#### [Data records]
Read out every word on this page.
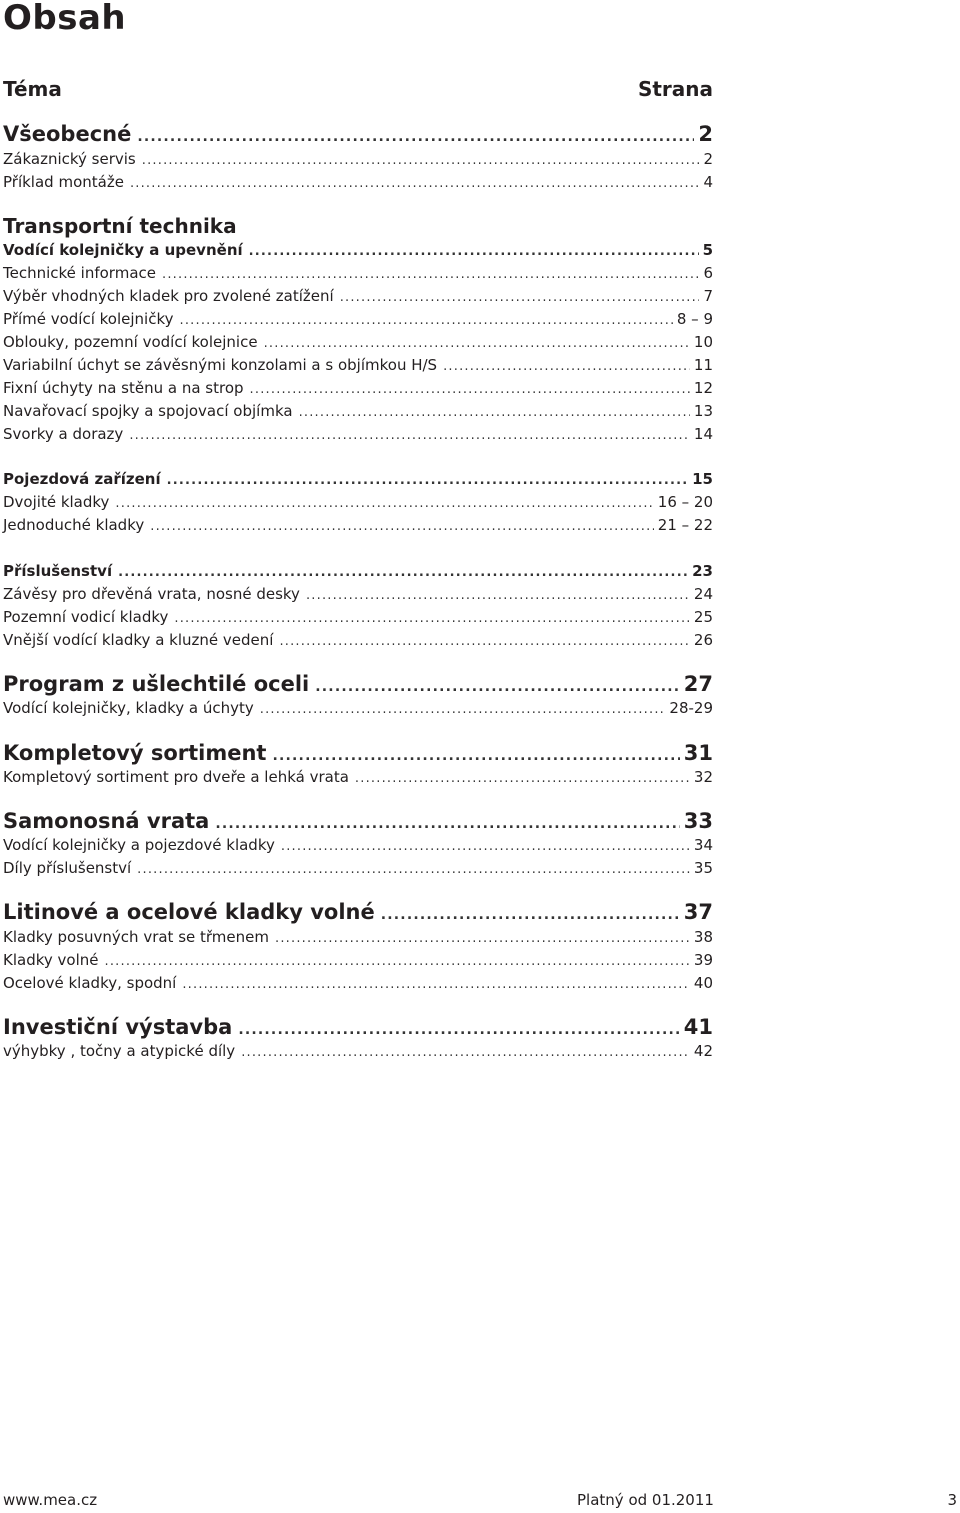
Obsah
Téma	Strana
Všeobecné .....	2
Zákaznický servis .....	2
Příklad montáže .....	4
Transportní technika
Vodící kolejničky a upevnění .....	5
Technické informace .....	6
Výběr vhodných kladek pro zvolené zatížení .....	7
Přímé vodící kolejničky .....	8 – 9
Oblouky, pozemní vodící kolejnice .....	10
Variabilní úchyt se závěsnými konzolami a s objímkou H/S .....	11
Fixní úchyty na stěnu a na strop .....	12
Navařovací spojky a spojovací objímka .....	13
Svorky a dorazy .....	14
Pojezdová zařízení .....	15
Dvojité kladky .....	16 – 20
Jednoduché kladky .....	21 – 22
Příslušenství .....	23
Závěsy pro dřevěná vrata, nosné desky .....	24
Pozemní vodicí kladky .....	25
Vnější vodící kladky a kluzné vedení .....	26
Program z ušlechtilé oceli .....	27
Vodící kolejničky, kladky a úchyty .....	28-29
Kompletový sortiment .....	31
Kompletový sortiment pro dveře a lehká vrata .....	32
Samonosná vrata .....	33
Vodící kolejničky a pojezdové kladky .....	34
Díly příslušenství .....	35
Litinové a ocelové kladky volné .....	37
Kladky posuvných vrat se třmenem .....	38
Kladky volné .....	39
Ocelové kladky, spodní .....	40
Investiční výstavba .....	41
výhybky , točny a atypické díly .....	42
www.mea.cz	Platný od 01.2011	3
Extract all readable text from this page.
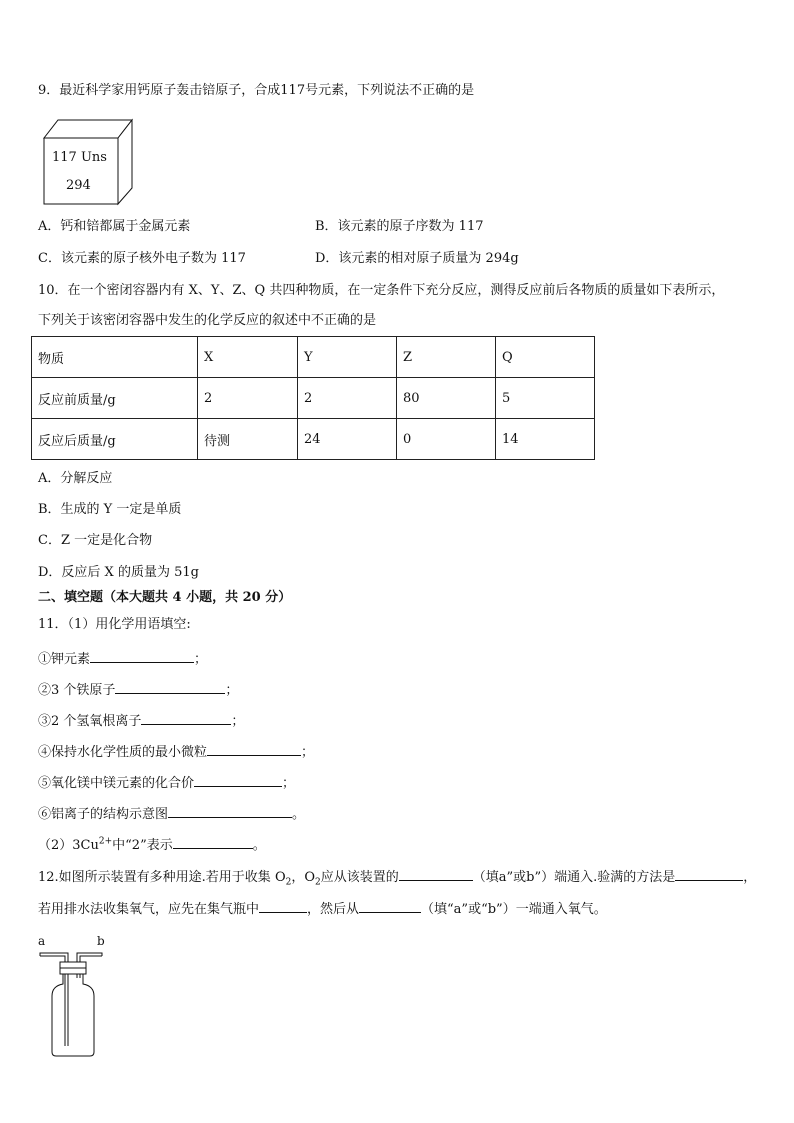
9．最近科学家用钙原子轰击锫原子，合成117号元素，下列说法不正确的是
117 Uns
294
A．钙和锫都属于金属元素	B．该元素的原子序数为 117
C．该元素的原子核外电子数为 117	D．该元素的相对原子质量为 294g
10．在一个密闭容器内有 X、Y、Z、Q 共四种物质，在一定条件下充分反应，测得反应前后各物质的质量如下表所示，
下列关于该密闭容器中发生的化学反应的叙述中不正确的是
物质	X	Y	Z	Q
反应前质量/g	2	2	80	5
反应后质量/g	待测	24	0	14
A．分解反应
B．生成的 Y 一定是单质
C．Z 一定是化合物
D．反应后 X 的质量为 51g
二、填空题（本大题共 4 小题，共 20 分）
11．（1）用化学用语填空:
①钾元素	；
②3 个铁原子	；
③2 个氢氧根离子	；
④保持水化学性质的最小微粒	；
⑤氧化镁中镁元素的化合价	；
⑥铝离子的结构示意图	。
$(2)3Cu^{2+}$中“2”表示	。
12.如图所示装置有多种用途.若用于收集 $O_2$，$O_2$应从该装置的	（填a”或b”）端通入.验满的方法是	，
若用排水法收集氧气，应先在集气瓶中	，然后从	（填“a”或“b”）一端通入氧气。
a	b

#### [TASK PROMPT]
Count each line of the data where the word "sortiment" appears, then reply with the total only.

#### [TASK OUTPUT]
2